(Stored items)

┄┄┄┄┄┄┄┄┄┄

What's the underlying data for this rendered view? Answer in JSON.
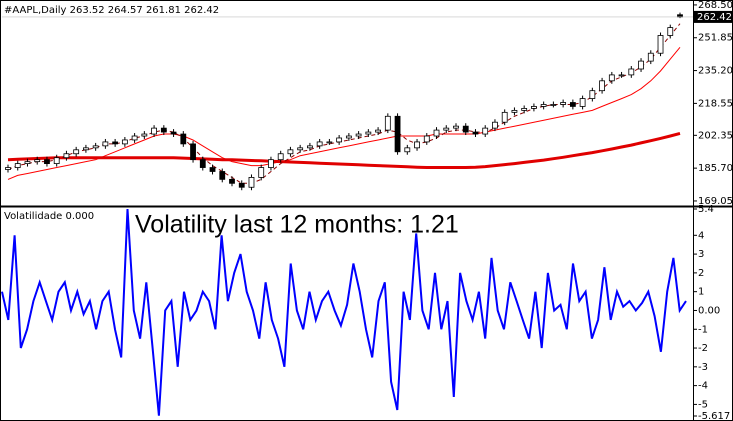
{
  "chart_data": [
    {
      "type": "candlestick",
      "title": "#AAPL,Daily 263.52 264.57 261.81 262.42",
      "open": [
        185,
        186,
        188,
        189,
        190,
        188,
        191,
        193,
        195,
        196,
        197,
        199,
        198,
        200,
        202,
        203,
        206,
        204,
        203,
        198,
        190,
        186,
        184,
        180,
        178,
        176,
        181,
        186,
        190,
        193,
        195,
        196,
        197,
        199,
        199,
        201,
        202,
        203,
        204,
        205,
        212,
        194,
        196,
        199,
        202,
        205,
        206,
        207,
        204,
        203,
        206,
        209,
        214,
        215,
        216,
        217,
        218,
        218,
        219,
        217,
        221,
        225,
        230,
        233,
        233,
        236,
        240,
        244,
        253,
        263.52
      ],
      "high": [
        187.5,
        189.5,
        190.5,
        191.5,
        191.5,
        192.5,
        194.5,
        196.5,
        197.5,
        198.5,
        200.5,
        200.5,
        201.5,
        203.5,
        204.5,
        207.5,
        207.5,
        205.5,
        204.5,
        199.5,
        191.5,
        187.5,
        185.5,
        181.5,
        179.5,
        182.5,
        187.5,
        191.5,
        194.5,
        196.5,
        197.5,
        198.5,
        200.5,
        200.5,
        202.5,
        203.5,
        204.5,
        205.5,
        206.5,
        213.5,
        213.5,
        197.5,
        200.5,
        203.5,
        206.5,
        207.5,
        208.5,
        208.5,
        205.5,
        207.5,
        210.5,
        215.5,
        216.5,
        217.5,
        218.5,
        219.5,
        219.5,
        220.5,
        220.5,
        222.5,
        226.5,
        231.5,
        234.5,
        234.5,
        237.5,
        241.5,
        245.5,
        254.5,
        258.5,
        264.57
      ],
      "low": [
        183.5,
        184.5,
        186.5,
        187.5,
        186.5,
        186.5,
        189.5,
        191.5,
        193.5,
        194.5,
        195.5,
        196.5,
        196.5,
        198.5,
        200.5,
        201.5,
        202.5,
        201.5,
        196.5,
        188.5,
        184.5,
        182.5,
        178.5,
        176.5,
        174.5,
        174.5,
        179.5,
        184.5,
        188.5,
        191.5,
        193.5,
        194.5,
        195.5,
        197.5,
        197.5,
        199.5,
        200.5,
        201.5,
        202.5,
        203.5,
        192.5,
        192.5,
        194.5,
        197.5,
        200.5,
        203.5,
        204.5,
        202.5,
        201.5,
        201.5,
        204.5,
        207.5,
        212.5,
        213.5,
        214.5,
        215.5,
        216.5,
        216.5,
        215.5,
        215.5,
        219.5,
        223.5,
        228.5,
        231.5,
        231.5,
        234.5,
        238.5,
        242.5,
        251.5,
        261.81
      ],
      "close": [
        186,
        188,
        189,
        190,
        188,
        191,
        193,
        195,
        196,
        197,
        199,
        198,
        200,
        202,
        203,
        206,
        204,
        203,
        198,
        190,
        186,
        184,
        180,
        178,
        176,
        181,
        186,
        190,
        193,
        195,
        196,
        197,
        199,
        199,
        201,
        202,
        203,
        204,
        205,
        212,
        194,
        196,
        199,
        202,
        205,
        206,
        207,
        204,
        203,
        206,
        209,
        214,
        215,
        216,
        217,
        218,
        218,
        219,
        217,
        221,
        225,
        230,
        233,
        233,
        236,
        240,
        244,
        253,
        257,
        262.42
      ],
      "series": [
        {
          "color": "#ff0000",
          "width": 1,
          "dashed": false,
          "values": [
            180,
            182,
            183,
            184,
            185,
            186,
            187,
            188,
            189,
            190,
            192,
            194,
            196,
            198,
            200,
            202,
            203,
            203,
            202,
            200,
            197,
            194,
            191,
            189,
            188,
            187,
            187,
            188,
            189,
            190,
            192,
            193,
            194,
            195,
            196,
            197,
            198,
            199,
            200,
            201,
            202,
            202,
            202,
            202,
            203,
            203,
            203,
            203,
            203,
            204,
            205,
            206,
            207,
            208,
            209,
            210,
            211,
            212,
            213,
            214,
            215,
            217,
            219,
            221,
            223,
            226,
            230,
            235,
            241,
            247
          ]
        },
        {
          "color": "#e00000",
          "width": 3,
          "dashed": false,
          "values": [
            190,
            190.2,
            190.4,
            190.6,
            190.8,
            191,
            191,
            191,
            191,
            191,
            191,
            191,
            191,
            191,
            191,
            191,
            191,
            191,
            190.8,
            190.6,
            190.4,
            190.2,
            190,
            190,
            189.8,
            189.6,
            189.4,
            189.2,
            189,
            188.8,
            188.6,
            188.4,
            188.2,
            188,
            187.8,
            187.6,
            187.4,
            187.2,
            187,
            186.8,
            186.6,
            186.4,
            186.2,
            186,
            186,
            186,
            186,
            186,
            186.2,
            186.5,
            187,
            187.5,
            188,
            188.6,
            189.2,
            189.8,
            190.5,
            191.2,
            192,
            192.8,
            193.6,
            194.5,
            195.4,
            196.4,
            197.4,
            198.5,
            199.6,
            200.8,
            202,
            203.3
          ]
        },
        {
          "color": "#8b0000",
          "width": 1,
          "dashed": true,
          "values": [
            185,
            187,
            188,
            189,
            189,
            190,
            192,
            194,
            195,
            196,
            198,
            198,
            199,
            201,
            202,
            204,
            205,
            204,
            201,
            196,
            191,
            187,
            184,
            181,
            178,
            178,
            180,
            184,
            188,
            191,
            194,
            195,
            197,
            198,
            199,
            200,
            201,
            202,
            203,
            205,
            204,
            200,
            198,
            199,
            201,
            204,
            205,
            205,
            204,
            204,
            206,
            209,
            212,
            214,
            216,
            217,
            218,
            218,
            218,
            219,
            222,
            226,
            230,
            232,
            234,
            237,
            241,
            247,
            253,
            259
          ]
        }
      ],
      "last_price": 262.42,
      "ylim": [
        167,
        271
      ],
      "yticks": [
        {
          "value": 268.5,
          "label": "268.50"
        },
        251.85,
        {
          "value": 235.2,
          "label": "235.20"
        },
        218.55,
        202.35,
        {
          "value": 185.7,
          "label": "185.70"
        },
        {
          "value": 169.05,
          "label": "169.05"
        }
      ]
    },
    {
      "type": "line",
      "title": "Volatilidade 0.000",
      "annotation": "Volatility last 12 months: 1.21",
      "series": [
        {
          "color": "#0000ff",
          "values": [
            1,
            -0.5,
            4,
            -2,
            -1,
            0.5,
            1.5,
            0.5,
            -0.5,
            1,
            1.5,
            0,
            1,
            -0.2,
            0.5,
            -1,
            0.5,
            1,
            -1,
            -2.5,
            5.4,
            0,
            -1.5,
            1.5,
            -2,
            -5.6,
            0,
            0.5,
            -3,
            1,
            -0.5,
            0,
            1,
            0.5,
            -1,
            4,
            0.5,
            2,
            3,
            1,
            0,
            -1.5,
            1.5,
            -0.5,
            -1.5,
            -3,
            2.5,
            0,
            -1,
            1,
            -0.5,
            0.5,
            1,
            0,
            -0.8,
            0.3,
            2.5,
            1,
            -1,
            -2.5,
            0.5,
            1.5,
            -3.8,
            -5.3,
            1,
            -0.5,
            4.1,
            0,
            -1,
            2,
            -1,
            0.5,
            -4.6,
            2,
            0.5,
            -0.5,
            1,
            -1.5,
            2.8,
            0,
            -1,
            1.5,
            0.5,
            -0.5,
            -1.5,
            1,
            -2,
            2,
            0,
            0.3,
            -1,
            2.5,
            0.5,
            1,
            -1.5,
            -0.5,
            2.3,
            -0.5,
            1,
            0.2,
            0.5,
            0,
            0.4,
            1,
            -0.3,
            -2.2,
            1,
            2.8,
            0,
            0.5
          ]
        }
      ],
      "ylim": [
        -5.617,
        5.4
      ],
      "yticks": [
        5.4,
        4,
        3,
        2,
        1,
        {
          "value": 0,
          "label": "0.00"
        },
        -1,
        -2,
        -3,
        -4,
        -5,
        -5.617
      ]
    }
  ]
}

┄┄┄┄┄┄┄┄┄┄

- Work to complete -
Each line that has the word "label" should be copied.

- Written reply -
          "label": "268.50"
          "label": "235.20"
          "label": "185.70"
          "label": "169.05"
          "label": "0.00"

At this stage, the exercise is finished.